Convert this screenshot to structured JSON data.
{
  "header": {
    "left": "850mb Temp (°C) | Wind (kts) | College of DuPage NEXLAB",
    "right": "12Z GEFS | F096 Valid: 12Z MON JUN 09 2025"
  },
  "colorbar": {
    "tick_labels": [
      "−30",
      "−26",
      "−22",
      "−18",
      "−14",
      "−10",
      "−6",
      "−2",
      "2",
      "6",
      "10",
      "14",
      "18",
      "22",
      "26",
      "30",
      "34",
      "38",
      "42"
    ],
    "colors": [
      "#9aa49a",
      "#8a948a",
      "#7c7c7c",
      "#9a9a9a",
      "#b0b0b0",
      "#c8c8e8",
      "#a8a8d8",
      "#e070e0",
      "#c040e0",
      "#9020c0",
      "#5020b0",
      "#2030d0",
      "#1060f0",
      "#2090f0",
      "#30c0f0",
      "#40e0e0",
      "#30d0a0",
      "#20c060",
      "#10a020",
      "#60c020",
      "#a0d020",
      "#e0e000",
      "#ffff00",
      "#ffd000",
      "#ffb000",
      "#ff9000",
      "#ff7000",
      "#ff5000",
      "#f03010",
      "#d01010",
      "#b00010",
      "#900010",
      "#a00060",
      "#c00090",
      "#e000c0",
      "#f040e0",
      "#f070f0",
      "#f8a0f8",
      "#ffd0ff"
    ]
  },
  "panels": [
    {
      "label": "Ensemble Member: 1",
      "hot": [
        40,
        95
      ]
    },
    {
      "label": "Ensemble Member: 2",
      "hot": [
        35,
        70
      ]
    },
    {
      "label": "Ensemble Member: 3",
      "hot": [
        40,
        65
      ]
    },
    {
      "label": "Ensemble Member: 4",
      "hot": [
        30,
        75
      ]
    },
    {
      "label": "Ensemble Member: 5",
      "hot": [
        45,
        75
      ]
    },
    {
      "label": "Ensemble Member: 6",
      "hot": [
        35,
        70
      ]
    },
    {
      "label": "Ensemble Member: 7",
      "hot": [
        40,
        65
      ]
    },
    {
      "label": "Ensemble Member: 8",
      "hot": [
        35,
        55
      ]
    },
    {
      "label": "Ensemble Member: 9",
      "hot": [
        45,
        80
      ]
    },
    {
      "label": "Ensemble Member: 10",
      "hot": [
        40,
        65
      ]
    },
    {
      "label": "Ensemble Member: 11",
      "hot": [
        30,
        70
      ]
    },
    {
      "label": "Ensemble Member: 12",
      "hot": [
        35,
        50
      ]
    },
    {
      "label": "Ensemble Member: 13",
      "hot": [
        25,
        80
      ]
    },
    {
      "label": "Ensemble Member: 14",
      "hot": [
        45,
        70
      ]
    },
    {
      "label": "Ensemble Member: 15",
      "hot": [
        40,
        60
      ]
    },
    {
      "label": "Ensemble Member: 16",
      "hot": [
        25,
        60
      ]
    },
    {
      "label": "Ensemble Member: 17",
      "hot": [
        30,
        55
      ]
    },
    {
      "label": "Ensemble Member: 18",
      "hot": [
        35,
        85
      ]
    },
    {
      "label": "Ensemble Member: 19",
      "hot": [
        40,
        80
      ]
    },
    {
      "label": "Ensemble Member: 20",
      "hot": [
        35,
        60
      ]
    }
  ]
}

# # #

- **Given request**
Extract each line from the listing above, please, and repeat it exactly.

- **Task output**
Convert this screenshot to structured JSON data.
{
  "header": {
    "left": "850mb Temp (°C) | Wind (kts) | College of DuPage NEXLAB",
    "right": "12Z GEFS | F096 Valid: 12Z MON JUN 09 2025"
  },
  "colorbar": {
    "tick_labels": [
      "−30",
      "−26",
      "−22",
      "−18",
      "−14",
      "−10",
      "−6",
      "−2",
      "2",
      "6",
      "10",
      "14",
      "18",
      "22",
      "26",
      "30",
      "34",
      "38",
      "42"
    ],
    "colors": [
      "#9aa49a",
      "#8a948a",
      "#7c7c7c",
      "#9a9a9a",
      "#b0b0b0",
      "#c8c8e8",
      "#a8a8d8",
      "#e070e0",
      "#c040e0",
      "#9020c0",
      "#5020b0",
      "#2030d0",
      "#1060f0",
      "#2090f0",
      "#30c0f0",
      "#40e0e0",
      "#30d0a0",
      "#20c060",
      "#10a020",
      "#60c020",
      "#a0d020",
      "#e0e000",
      "#ffff00",
      "#ffd000",
      "#ffb000",
      "#ff9000",
      "#ff7000",
      "#ff5000",
      "#f03010",
      "#d01010",
      "#b00010",
      "#900010",
      "#a00060",
      "#c00090",
      "#e000c0",
      "#f040e0",
      "#f070f0",
      "#f8a0f8",
      "#ffd0ff"
    ]
  },
  "panels": [
    {
      "label": "Ensemble Member: 1",
      "hot": [
        40,
        95
      ]
    },
    {
      "label": "Ensemble Member: 2",
      "hot": [
        35,
        70
      ]
    },
    {
      "label": "Ensemble Member: 3",
      "hot": [
        40,
        65
      ]
    },
    {
      "label": "Ensemble Member: 4",
      "hot": [
        30,
        75
      ]
    },
    {
      "label": "Ensemble Member: 5",
      "hot": [
        45,
        75
      ]
    },
    {
      "label": "Ensemble Member: 6",
      "hot": [
        35,
        70
      ]
    },
    {
      "label": "Ensemble Member: 7",
      "hot": [
        40,
        65
      ]
    },
    {
      "label": "Ensemble Member: 8",
      "hot": [
        35,
        55
      ]
    },
    {
      "label": "Ensemble Member: 9",
      "hot": [
        45,
        80
      ]
    },
    {
      "label": "Ensemble Member: 10",
      "hot": [
        40,
        65
      ]
    },
    {
      "label": "Ensemble Member: 11",
      "hot": [
        30,
        70
      ]
    },
    {
      "label": "Ensemble Member: 12",
      "hot": [
        35,
        50
      ]
    },
    {
      "label": "Ensemble Member: 13",
      "hot": [
        25,
        80
      ]
    },
    {
      "label": "Ensemble Member: 14",
      "hot": [
        45,
        70
      ]
    },
    {
      "label": "Ensemble Member: 15",
      "hot": [
        40,
        60
      ]
    },
    {
      "label": "Ensemble Member: 16",
      "hot": [
        25,
        60
      ]
    },
    {
      "label": "Ensemble Member: 17",
      "hot": [
        30,
        55
      ]
    },
    {
      "label": "Ensemble Member: 18",
      "hot": [
        35,
        85
      ]
    },
    {
      "label": "Ensemble Member: 19",
      "hot": [
        40,
        80
      ]
    },
    {
      "label": "Ensemble Member: 20",
      "hot": [
        35,
        60
      ]
    }
  ]
}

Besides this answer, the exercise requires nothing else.